Examine the entries and show every line in which the word "visible" is found.

** BEGIN **

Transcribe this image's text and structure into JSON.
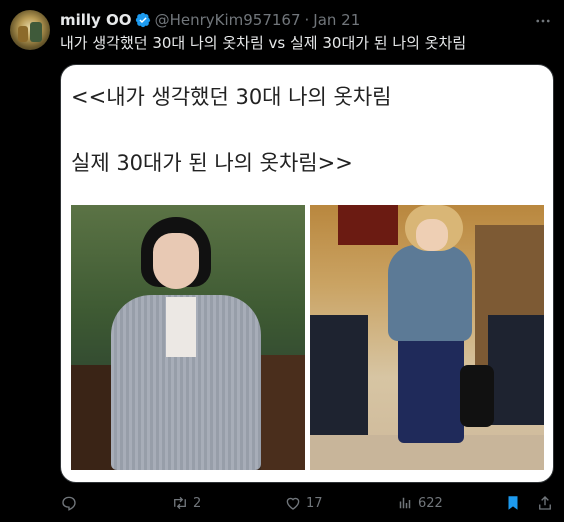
{
  "tweet": {
    "author_name": "milly OO",
    "handle": "@HenryKim957167",
    "separator": "·",
    "date": "Jan 21",
    "text": "내가 생각했던 30대 나의 옷차림 vs 실제 30대가 된 나의 옷차림"
  },
  "card": {
    "line1": "<<내가 생각했던 30대 나의 옷차림",
    "line2": "실제 30대가 된 나의 옷차림>>"
  },
  "actions": {
    "retweet_count": "2",
    "like_count": "17",
    "views_count": "622"
  },
  "colors": {
    "background": "#000000",
    "text": "#e7e9ea",
    "muted": "#71767b",
    "verified_blue": "#1d9bf0",
    "bookmark_blue": "#1d9bf0"
  },
  "icons": [
    "verified-icon",
    "more-icon",
    "reply-icon",
    "retweet-icon",
    "like-icon",
    "views-icon",
    "bookmark-icon",
    "share-icon"
  ]
}
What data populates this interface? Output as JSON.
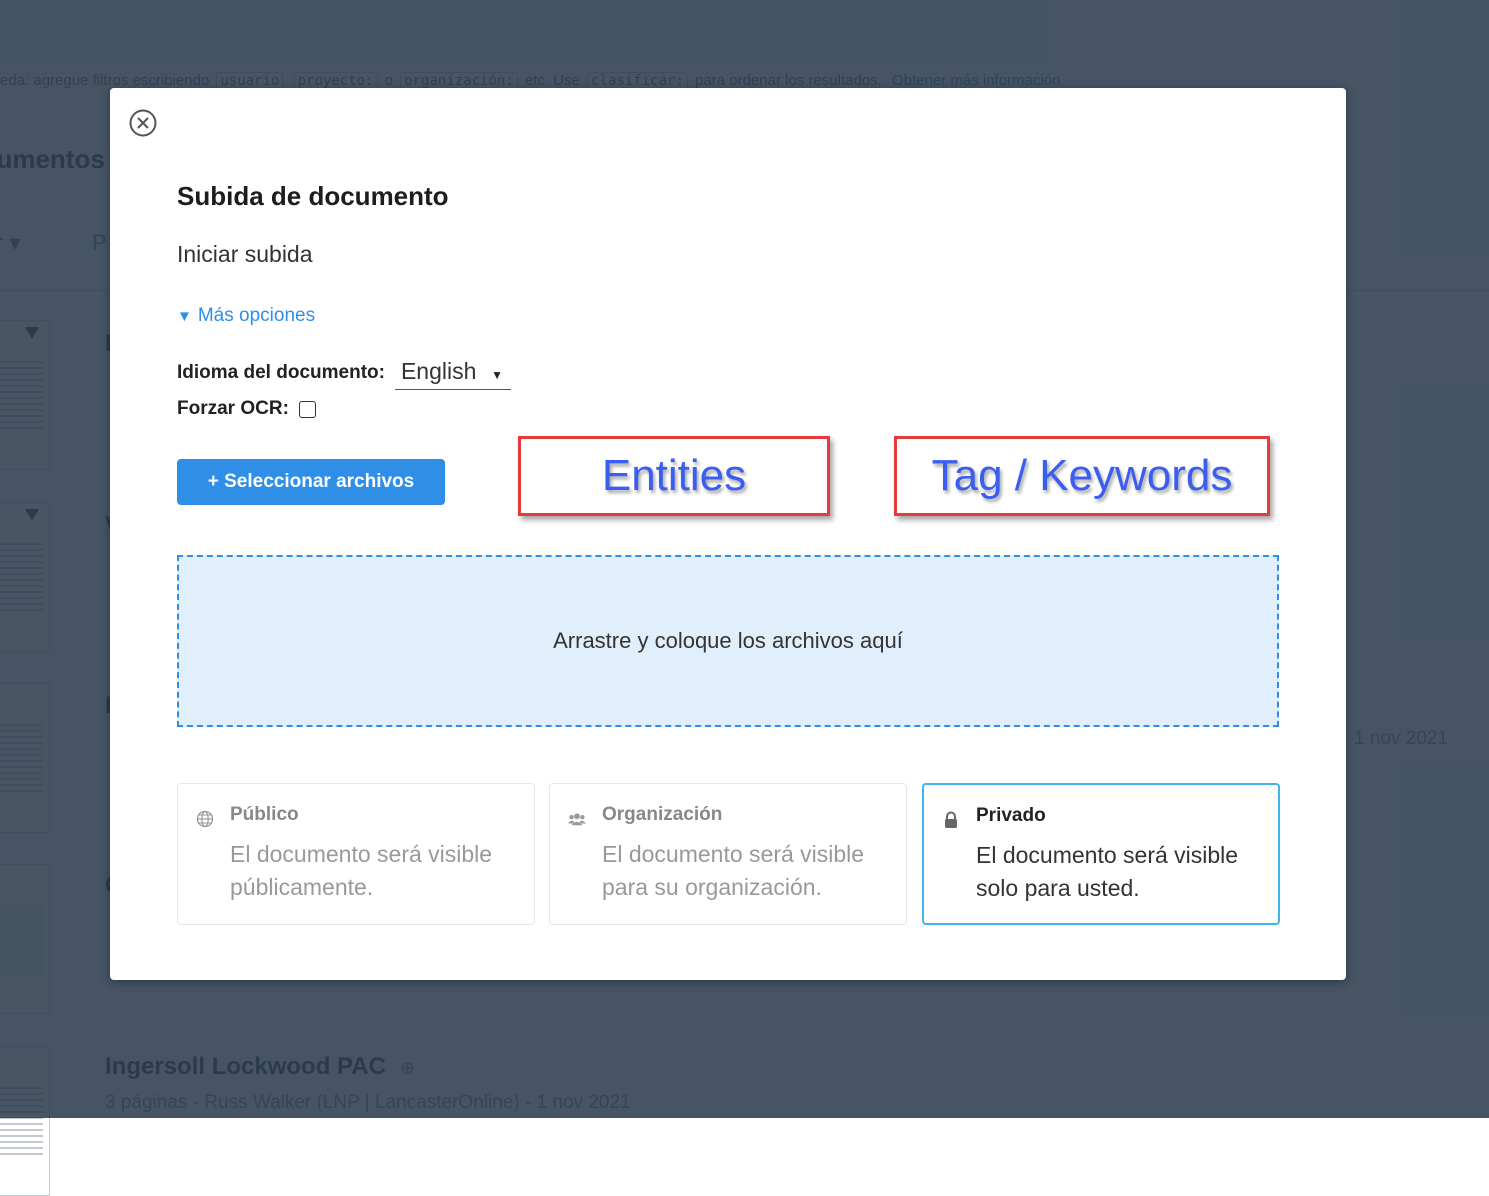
{
  "background": {
    "search_hint": {
      "prefix": "eda: agregue filtros escribiendo",
      "tokens": [
        "usuario",
        "proyecto:",
        "organización:",
        "clasificar:"
      ],
      "joiner_o": "o",
      "joiner_etc": "etc. Use",
      "suffix": "para ordenar los resultados.",
      "link": "Obtener más información"
    },
    "page_title": "cumentos",
    "filter_label": "r ▾",
    "filter_label_2": "P",
    "documents": [
      {
        "title": "I",
        "meta": ""
      },
      {
        "title": "V",
        "meta": ""
      },
      {
        "title": "I",
        "meta": "",
        "date": "1 nov 2021"
      },
      {
        "title": "C",
        "meta": ""
      },
      {
        "title": "Ingersoll Lockwood PAC",
        "meta": "3 páginas - Russ Walker (LNP | LancasterOnline) - 1 nov 2021"
      }
    ],
    "right_date": "1 nov 2021"
  },
  "modal": {
    "close_icon": "close-circle-icon",
    "title": "Subida de documento",
    "subtitle": "Iniciar subida",
    "more_options": {
      "icon": "▼",
      "label": "Más opciones"
    },
    "language": {
      "label": "Idioma del documento:",
      "value": "English"
    },
    "force_ocr": {
      "label": "Forzar OCR:",
      "checked": false
    },
    "select_files_label": "+ Seleccionar archivos",
    "annotations": {
      "entities": "Entities",
      "tags": "Tag / Keywords"
    },
    "dropzone_text": "Arrastre y coloque los archivos aquí",
    "visibility": [
      {
        "key": "public",
        "icon": "globe-icon",
        "name": "Público",
        "desc": "El documento será visible públicamente.",
        "selected": false
      },
      {
        "key": "organization",
        "icon": "group-icon",
        "name": "Organización",
        "desc": "El documento será visible para su organización.",
        "selected": false
      },
      {
        "key": "private",
        "icon": "lock-icon",
        "name": "Privado",
        "desc": "El documento será visible solo para usted.",
        "selected": true
      }
    ]
  },
  "colors": {
    "primary": "#2f8fe6",
    "selected_border": "#45b3ef",
    "annotation_border": "#e63b3b",
    "annotation_text": "#3a5ff0",
    "overlay": "#45576a"
  }
}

** END **

### Response to the task
        "desc": "El documento será visible públicamente.",
        "desc": "El documento será visible para su organización.",
        "desc": "El documento será visible solo para usted.",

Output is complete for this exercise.